▸ **Task objective**: Copy out each line exactly as it appears.
Start of Records for this exercise
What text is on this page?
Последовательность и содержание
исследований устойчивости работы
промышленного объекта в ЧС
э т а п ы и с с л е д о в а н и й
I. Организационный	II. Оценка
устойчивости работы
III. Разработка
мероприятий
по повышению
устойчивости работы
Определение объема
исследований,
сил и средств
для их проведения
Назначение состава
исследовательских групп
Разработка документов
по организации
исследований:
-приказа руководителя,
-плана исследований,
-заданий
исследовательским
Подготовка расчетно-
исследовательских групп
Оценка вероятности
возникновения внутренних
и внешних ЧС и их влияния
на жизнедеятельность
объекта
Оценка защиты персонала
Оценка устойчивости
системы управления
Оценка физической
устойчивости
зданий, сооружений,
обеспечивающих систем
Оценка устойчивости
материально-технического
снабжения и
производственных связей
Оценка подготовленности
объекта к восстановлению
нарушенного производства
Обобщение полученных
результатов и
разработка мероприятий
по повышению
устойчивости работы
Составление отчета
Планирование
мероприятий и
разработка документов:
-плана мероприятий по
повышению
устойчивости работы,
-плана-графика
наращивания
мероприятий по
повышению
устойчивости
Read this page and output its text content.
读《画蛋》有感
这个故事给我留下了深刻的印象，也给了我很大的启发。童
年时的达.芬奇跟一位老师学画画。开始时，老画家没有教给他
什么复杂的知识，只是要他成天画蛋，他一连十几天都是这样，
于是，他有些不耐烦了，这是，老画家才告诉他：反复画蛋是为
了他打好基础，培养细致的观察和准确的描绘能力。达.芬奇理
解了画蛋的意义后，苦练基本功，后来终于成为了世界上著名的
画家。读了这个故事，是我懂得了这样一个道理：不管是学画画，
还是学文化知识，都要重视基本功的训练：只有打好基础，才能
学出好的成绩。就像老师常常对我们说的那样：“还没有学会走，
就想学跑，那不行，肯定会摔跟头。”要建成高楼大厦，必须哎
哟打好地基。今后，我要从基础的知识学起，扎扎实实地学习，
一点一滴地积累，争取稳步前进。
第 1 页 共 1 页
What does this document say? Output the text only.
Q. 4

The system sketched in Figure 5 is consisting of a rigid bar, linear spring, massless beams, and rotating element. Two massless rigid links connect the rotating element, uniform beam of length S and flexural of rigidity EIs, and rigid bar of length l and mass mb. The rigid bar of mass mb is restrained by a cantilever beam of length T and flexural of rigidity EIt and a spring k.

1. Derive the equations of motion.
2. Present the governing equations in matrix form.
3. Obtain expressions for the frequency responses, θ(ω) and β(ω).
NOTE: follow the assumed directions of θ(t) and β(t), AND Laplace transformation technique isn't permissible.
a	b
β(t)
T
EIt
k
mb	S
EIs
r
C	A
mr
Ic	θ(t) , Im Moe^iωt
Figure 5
End of Records for this exercise
▸ **Response to this task**:
What text is on this page?
Последовательность и содержание
исследований устойчивости работы
промышленного объекта в ЧС
э т а п ы и с с л е д о в а н и й
I. Организационный	II. Оценка
устойчивости работы
III. Разработка
мероприятий
по повышению
устойчивости работы
Определение объема
исследований,
сил и средств
для их проведения
Назначение состава
исследовательских групп
Разработка документов
по организации
исследований:
-приказа руководителя,
-плана исследований,
-заданий
исследовательским
Подготовка расчетно-
исследовательских групп
Оценка вероятности
возникновения внутренних
и внешних ЧС и их влияния
на жизнедеятельность
объекта
Оценка защиты персонала
Оценка устойчивости
системы управления
Оценка физической
устойчивости
зданий, сооружений,
обеспечивающих систем
Оценка устойчивости
материально-технического
снабжения и
производственных связей
Оценка подготовленности
объекта к восстановлению
нарушенного производства
Обобщение полученных
результатов и
разработка мероприятий
по повышению
устойчивости работы
Составление отчета
Планирование
мероприятий и
разработка документов:
-плана мероприятий по
повышению
устойчивости работы,
-плана-графика
наращивания
мероприятий по
повышению
устойчивости
Read this page and output its text content.
读《画蛋》有感
这个故事给我留下了深刻的印象，也给了我很大的启发。童
年时的达.芬奇跟一位老师学画画。开始时，老画家没有教给他
什么复杂的知识，只是要他成天画蛋，他一连十几天都是这样，
于是，他有些不耐烦了，这是，老画家才告诉他：反复画蛋是为
了他打好基础，培养细致的观察和准确的描绘能力。达.芬奇理
解了画蛋的意义后，苦练基本功，后来终于成为了世界上著名的
画家。读了这个故事，是我懂得了这样一个道理：不管是学画画，
还是学文化知识，都要重视基本功的训练：只有打好基础，才能
学出好的成绩。就像老师常常对我们说的那样：“还没有学会走，
就想学跑，那不行，肯定会摔跟头。”要建成高楼大厦，必须哎
哟打好地基。今后，我要从基础的知识学起，扎扎实实地学习，
一点一滴地积累，争取稳步前进。
第 1 页 共 1 页
What does this document say? Output the text only.
Q. 4

The system sketched in Figure 5 is consisting of a rigid bar, linear spring, massless beams, and rotating element. Two massless rigid links connect the rotating element, uniform beam of length S and flexural of rigidity EIs, and rigid bar of length l and mass mb. The rigid bar of mass mb is restrained by a cantilever beam of length T and flexural of rigidity EIt and a spring k.

1. Derive the equations of motion.
2. Present the governing equations in matrix form.
3. Obtain expressions for the frequency responses, θ(ω) and β(ω).
NOTE: follow the assumed directions of θ(t) and β(t), AND Laplace transformation technique isn't permissible.
a	b
β(t)
T
EIt
k
mb	S
EIs
r
C	A
mr
Ic	θ(t) , Im Moe^iωt
Figure 5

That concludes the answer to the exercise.